WHAT THE TASK ASKS: Return every line of the material below verbatim, leaving out the picture.

SUPPLIED RECORDS:
···

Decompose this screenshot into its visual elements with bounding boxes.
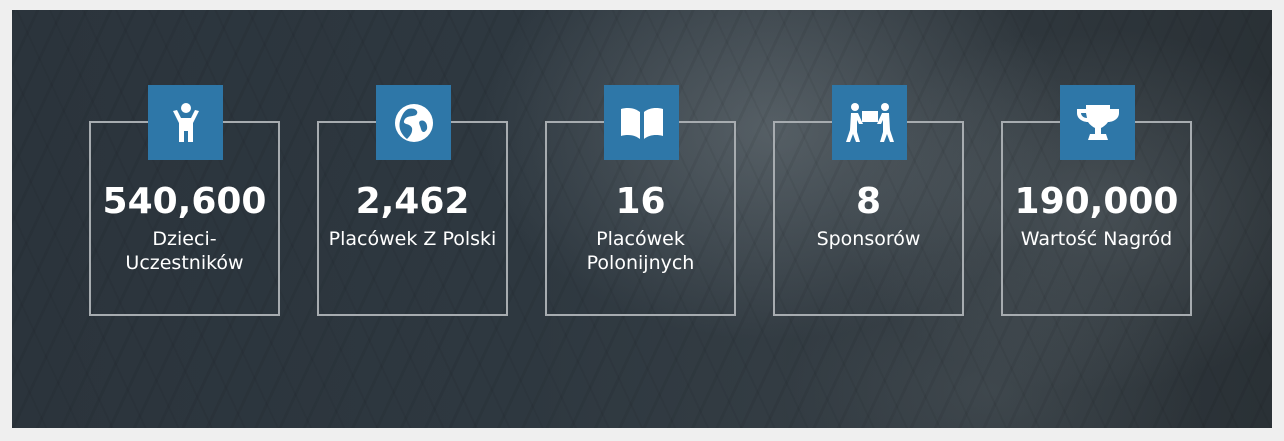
stat-value: 8	[855, 181, 882, 222]
stat-label: Wartość Nagród	[1020, 228, 1173, 250]
stat-label: Sponsorów	[816, 228, 921, 250]
stat-participants: 540,600 Dzieci-Uczestników	[89, 85, 280, 316]
stat-label: Placówek Z Polski	[328, 228, 497, 250]
stat-polonia-institutions: 16 Placówek Polonijnych	[545, 85, 736, 316]
stat-value: 2,462	[355, 181, 470, 222]
stat-value: 540,600	[102, 181, 267, 222]
child-icon	[148, 85, 223, 160]
stats-banner: 540,600 Dzieci-Uczestników 2,462 Placówe…	[12, 10, 1272, 428]
stat-sponsors: 8 Sponsorów	[773, 85, 964, 316]
trophy-icon	[1060, 85, 1135, 160]
stat-poland-institutions: 2,462 Placówek Z Polski	[317, 85, 508, 316]
stat-label: Placówek Polonijnych	[586, 228, 695, 274]
globe-icon	[376, 85, 451, 160]
stat-value: 16	[615, 181, 666, 222]
people-carry-icon	[832, 85, 907, 160]
book-icon	[604, 85, 679, 160]
stat-value: 190,000	[1014, 181, 1179, 222]
stat-prize-value: 190,000 Wartość Nagród	[1001, 85, 1192, 316]
stat-label: Dzieci-Uczestników	[125, 228, 244, 274]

···

FINISHED TASK:
Decompose this screenshot into its visual elements with bounding boxes.
stat-value: 8	[855, 181, 882, 222]
stat-label: Wartość Nagród	[1020, 228, 1173, 250]
stat-label: Sponsorów	[816, 228, 921, 250]
stat-participants: 540,600 Dzieci-Uczestników	[89, 85, 280, 316]
stat-label: Placówek Z Polski	[328, 228, 497, 250]
stat-polonia-institutions: 16 Placówek Polonijnych	[545, 85, 736, 316]
stat-value: 2,462	[355, 181, 470, 222]
stat-value: 540,600	[102, 181, 267, 222]
child-icon	[148, 85, 223, 160]
stats-banner: 540,600 Dzieci-Uczestników 2,462 Placówe…	[12, 10, 1272, 428]
stat-sponsors: 8 Sponsorów	[773, 85, 964, 316]
trophy-icon	[1060, 85, 1135, 160]
stat-poland-institutions: 2,462 Placówek Z Polski	[317, 85, 508, 316]
stat-label: Placówek Polonijnych	[586, 228, 695, 274]
globe-icon	[376, 85, 451, 160]
stat-value: 16	[615, 181, 666, 222]
people-carry-icon	[832, 85, 907, 160]
book-icon	[604, 85, 679, 160]
stat-value: 190,000	[1014, 181, 1179, 222]
stat-prize-value: 190,000 Wartość Nagród	[1001, 85, 1192, 316]
stat-label: Dzieci-Uczestników	[125, 228, 244, 274]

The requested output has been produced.